Problem statement >>
Extract the listing in its entirety, keeping each line identical to the original.

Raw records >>
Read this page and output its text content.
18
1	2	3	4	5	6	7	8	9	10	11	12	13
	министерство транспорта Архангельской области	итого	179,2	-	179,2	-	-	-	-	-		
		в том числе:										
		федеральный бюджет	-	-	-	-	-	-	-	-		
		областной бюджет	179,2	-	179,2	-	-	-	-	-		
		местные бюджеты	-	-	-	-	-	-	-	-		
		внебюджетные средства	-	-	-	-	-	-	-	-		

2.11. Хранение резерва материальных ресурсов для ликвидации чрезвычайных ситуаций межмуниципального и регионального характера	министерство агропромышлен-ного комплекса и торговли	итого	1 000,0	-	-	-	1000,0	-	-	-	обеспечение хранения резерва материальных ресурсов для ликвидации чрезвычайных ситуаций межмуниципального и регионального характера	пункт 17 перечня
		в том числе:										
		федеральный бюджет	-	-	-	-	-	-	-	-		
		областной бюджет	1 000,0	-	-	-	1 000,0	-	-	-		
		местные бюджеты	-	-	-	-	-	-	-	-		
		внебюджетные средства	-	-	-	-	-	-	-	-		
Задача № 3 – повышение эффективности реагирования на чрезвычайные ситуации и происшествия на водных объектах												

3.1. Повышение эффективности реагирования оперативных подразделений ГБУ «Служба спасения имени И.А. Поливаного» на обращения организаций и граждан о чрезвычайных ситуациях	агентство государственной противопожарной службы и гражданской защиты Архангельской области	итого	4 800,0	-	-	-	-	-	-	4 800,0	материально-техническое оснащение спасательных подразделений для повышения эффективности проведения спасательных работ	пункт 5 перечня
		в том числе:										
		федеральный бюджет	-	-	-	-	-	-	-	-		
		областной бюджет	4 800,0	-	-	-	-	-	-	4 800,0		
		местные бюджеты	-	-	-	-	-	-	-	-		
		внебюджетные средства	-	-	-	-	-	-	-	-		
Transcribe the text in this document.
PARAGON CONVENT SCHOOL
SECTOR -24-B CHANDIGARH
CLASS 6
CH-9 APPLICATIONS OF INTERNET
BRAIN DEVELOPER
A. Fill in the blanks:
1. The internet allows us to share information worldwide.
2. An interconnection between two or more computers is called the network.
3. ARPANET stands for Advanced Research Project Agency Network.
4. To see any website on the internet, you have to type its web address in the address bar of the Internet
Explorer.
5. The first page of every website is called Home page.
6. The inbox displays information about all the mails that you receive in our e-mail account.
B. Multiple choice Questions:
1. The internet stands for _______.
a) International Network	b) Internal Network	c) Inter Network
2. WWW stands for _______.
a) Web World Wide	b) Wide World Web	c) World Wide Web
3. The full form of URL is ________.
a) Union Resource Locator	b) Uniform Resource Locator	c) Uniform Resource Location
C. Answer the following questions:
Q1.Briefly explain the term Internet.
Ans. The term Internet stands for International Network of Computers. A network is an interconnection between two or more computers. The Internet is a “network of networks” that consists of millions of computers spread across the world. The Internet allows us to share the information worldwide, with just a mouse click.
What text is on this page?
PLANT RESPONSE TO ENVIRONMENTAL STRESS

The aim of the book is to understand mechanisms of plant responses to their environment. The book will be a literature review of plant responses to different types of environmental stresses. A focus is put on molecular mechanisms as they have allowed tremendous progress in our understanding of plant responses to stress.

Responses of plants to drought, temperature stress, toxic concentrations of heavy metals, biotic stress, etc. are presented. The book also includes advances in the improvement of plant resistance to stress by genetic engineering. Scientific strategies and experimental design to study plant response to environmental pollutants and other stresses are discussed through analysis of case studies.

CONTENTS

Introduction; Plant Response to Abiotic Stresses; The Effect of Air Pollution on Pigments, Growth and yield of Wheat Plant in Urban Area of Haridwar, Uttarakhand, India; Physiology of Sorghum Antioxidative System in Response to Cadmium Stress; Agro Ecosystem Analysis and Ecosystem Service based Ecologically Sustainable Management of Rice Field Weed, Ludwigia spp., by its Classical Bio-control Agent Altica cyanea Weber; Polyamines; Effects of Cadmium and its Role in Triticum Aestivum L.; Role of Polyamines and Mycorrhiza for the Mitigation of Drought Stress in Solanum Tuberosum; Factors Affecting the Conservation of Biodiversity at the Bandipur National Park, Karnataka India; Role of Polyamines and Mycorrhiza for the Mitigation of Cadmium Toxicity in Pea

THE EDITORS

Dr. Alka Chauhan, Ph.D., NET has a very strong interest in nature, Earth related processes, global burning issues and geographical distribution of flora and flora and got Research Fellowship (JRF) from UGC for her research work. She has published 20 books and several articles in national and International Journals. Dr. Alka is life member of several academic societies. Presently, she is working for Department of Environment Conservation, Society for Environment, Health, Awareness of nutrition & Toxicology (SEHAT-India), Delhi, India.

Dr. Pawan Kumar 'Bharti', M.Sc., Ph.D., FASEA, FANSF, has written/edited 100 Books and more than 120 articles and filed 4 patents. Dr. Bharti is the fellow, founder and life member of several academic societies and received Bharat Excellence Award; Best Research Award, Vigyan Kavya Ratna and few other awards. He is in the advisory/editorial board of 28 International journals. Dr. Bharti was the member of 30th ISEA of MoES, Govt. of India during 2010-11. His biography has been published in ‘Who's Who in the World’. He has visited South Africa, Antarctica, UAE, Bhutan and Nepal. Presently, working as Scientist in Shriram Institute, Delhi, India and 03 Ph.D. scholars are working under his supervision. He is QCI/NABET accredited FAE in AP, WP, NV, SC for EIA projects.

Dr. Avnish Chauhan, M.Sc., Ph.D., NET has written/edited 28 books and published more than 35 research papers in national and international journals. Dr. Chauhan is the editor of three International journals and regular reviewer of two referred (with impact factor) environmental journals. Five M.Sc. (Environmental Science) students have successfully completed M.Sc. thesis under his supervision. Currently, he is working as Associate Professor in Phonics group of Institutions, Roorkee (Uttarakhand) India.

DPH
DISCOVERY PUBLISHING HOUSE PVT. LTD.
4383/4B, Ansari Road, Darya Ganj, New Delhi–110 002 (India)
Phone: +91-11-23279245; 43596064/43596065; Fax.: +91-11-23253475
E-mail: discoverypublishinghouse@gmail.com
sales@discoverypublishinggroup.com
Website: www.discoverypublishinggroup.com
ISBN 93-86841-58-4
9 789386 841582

Exercise solution >>
Read this page and output its text content.
18
1	2	3	4	5	6	7	8	9	10	11	12	13
	министерство транспорта Архангельской области	итого	179,2	-	179,2	-	-	-	-	-		
		в том числе:										
		федеральный бюджет	-	-	-	-	-	-	-	-		
		областной бюджет	179,2	-	179,2	-	-	-	-	-		
		местные бюджеты	-	-	-	-	-	-	-	-		
		внебюджетные средства	-	-	-	-	-	-	-	-		

2.11. Хранение резерва материальных ресурсов для ликвидации чрезвычайных ситуаций межмуниципального и регионального характера	министерство агропромышлен-ного комплекса и торговли	итого	1 000,0	-	-	-	1000,0	-	-	-	обеспечение хранения резерва материальных ресурсов для ликвидации чрезвычайных ситуаций межмуниципального и регионального характера	пункт 17 перечня
		в том числе:										
		федеральный бюджет	-	-	-	-	-	-	-	-		
		областной бюджет	1 000,0	-	-	-	1 000,0	-	-	-		
		местные бюджеты	-	-	-	-	-	-	-	-		
		внебюджетные средства	-	-	-	-	-	-	-	-		
Задача № 3 – повышение эффективности реагирования на чрезвычайные ситуации и происшествия на водных объектах												

3.1. Повышение эффективности реагирования оперативных подразделений ГБУ «Служба спасения имени И.А. Поливаного» на обращения организаций и граждан о чрезвычайных ситуациях	агентство государственной противопожарной службы и гражданской защиты Архангельской области	итого	4 800,0	-	-	-	-	-	-	4 800,0	материально-техническое оснащение спасательных подразделений для повышения эффективности проведения спасательных работ	пункт 5 перечня
		в том числе:										
		федеральный бюджет	-	-	-	-	-	-	-	-		
		областной бюджет	4 800,0	-	-	-	-	-	-	4 800,0		
		местные бюджеты	-	-	-	-	-	-	-	-		
		внебюджетные средства	-	-	-	-	-	-	-	-		
Transcribe the text in this document.
PARAGON CONVENT SCHOOL
SECTOR -24-B CHANDIGARH
CLASS 6
CH-9 APPLICATIONS OF INTERNET
BRAIN DEVELOPER
A. Fill in the blanks:
1. The internet allows us to share information worldwide.
2. An interconnection between two or more computers is called the network.
3. ARPANET stands for Advanced Research Project Agency Network.
4. To see any website on the internet, you have to type its web address in the address bar of the Internet
Explorer.
5. The first page of every website is called Home page.
6. The inbox displays information about all the mails that you receive in our e-mail account.
B. Multiple choice Questions:
1. The internet stands for _______.
a) International Network	b) Internal Network	c) Inter Network
2. WWW stands for _______.
a) Web World Wide	b) Wide World Web	c) World Wide Web
3. The full form of URL is ________.
a) Union Resource Locator	b) Uniform Resource Locator	c) Uniform Resource Location
C. Answer the following questions:
Q1.Briefly explain the term Internet.
Ans. The term Internet stands for International Network of Computers. A network is an interconnection between two or more computers. The Internet is a “network of networks” that consists of millions of computers spread across the world. The Internet allows us to share the information worldwide, with just a mouse click.
What text is on this page?
PLANT RESPONSE TO ENVIRONMENTAL STRESS

The aim of the book is to understand mechanisms of plant responses to their environment. The book will be a literature review of plant responses to different types of environmental stresses. A focus is put on molecular mechanisms as they have allowed tremendous progress in our understanding of plant responses to stress.

Responses of plants to drought, temperature stress, toxic concentrations of heavy metals, biotic stress, etc. are presented. The book also includes advances in the improvement of plant resistance to stress by genetic engineering. Scientific strategies and experimental design to study plant response to environmental pollutants and other stresses are discussed through analysis of case studies.

CONTENTS

Introduction; Plant Response to Abiotic Stresses; The Effect of Air Pollution on Pigments, Growth and yield of Wheat Plant in Urban Area of Haridwar, Uttarakhand, India; Physiology of Sorghum Antioxidative System in Response to Cadmium Stress; Agro Ecosystem Analysis and Ecosystem Service based Ecologically Sustainable Management of Rice Field Weed, Ludwigia spp., by its Classical Bio-control Agent Altica cyanea Weber; Polyamines; Effects of Cadmium and its Role in Triticum Aestivum L.; Role of Polyamines and Mycorrhiza for the Mitigation of Drought Stress in Solanum Tuberosum; Factors Affecting the Conservation of Biodiversity at the Bandipur National Park, Karnataka India; Role of Polyamines and Mycorrhiza for the Mitigation of Cadmium Toxicity in Pea

THE EDITORS

Dr. Alka Chauhan, Ph.D., NET has a very strong interest in nature, Earth related processes, global burning issues and geographical distribution of flora and flora and got Research Fellowship (JRF) from UGC for her research work. She has published 20 books and several articles in national and International Journals. Dr. Alka is life member of several academic societies. Presently, she is working for Department of Environment Conservation, Society for Environment, Health, Awareness of nutrition & Toxicology (SEHAT-India), Delhi, India.

Dr. Pawan Kumar 'Bharti', M.Sc., Ph.D., FASEA, FANSF, has written/edited 100 Books and more than 120 articles and filed 4 patents. Dr. Bharti is the fellow, founder and life member of several academic societies and received Bharat Excellence Award; Best Research Award, Vigyan Kavya Ratna and few other awards. He is in the advisory/editorial board of 28 International journals. Dr. Bharti was the member of 30th ISEA of MoES, Govt. of India during 2010-11. His biography has been published in ‘Who's Who in the World’. He has visited South Africa, Antarctica, UAE, Bhutan and Nepal. Presently, working as Scientist in Shriram Institute, Delhi, India and 03 Ph.D. scholars are working under his supervision. He is QCI/NABET accredited FAE in AP, WP, NV, SC for EIA projects.

Dr. Avnish Chauhan, M.Sc., Ph.D., NET has written/edited 28 books and published more than 35 research papers in national and international journals. Dr. Chauhan is the editor of three International journals and regular reviewer of two referred (with impact factor) environmental journals. Five M.Sc. (Environmental Science) students have successfully completed M.Sc. thesis under his supervision. Currently, he is working as Associate Professor in Phonics group of Institutions, Roorkee (Uttarakhand) India.

DPH
DISCOVERY PUBLISHING HOUSE PVT. LTD.
4383/4B, Ansari Road, Darya Ganj, New Delhi–110 002 (India)
Phone: +91-11-23279245; 43596064/43596065; Fax.: +91-11-23253475
E-mail: discoverypublishinghouse@gmail.com
sales@discoverypublishinggroup.com
Website: www.discoverypublishinggroup.com
ISBN 93-86841-58-4
9 789386 841582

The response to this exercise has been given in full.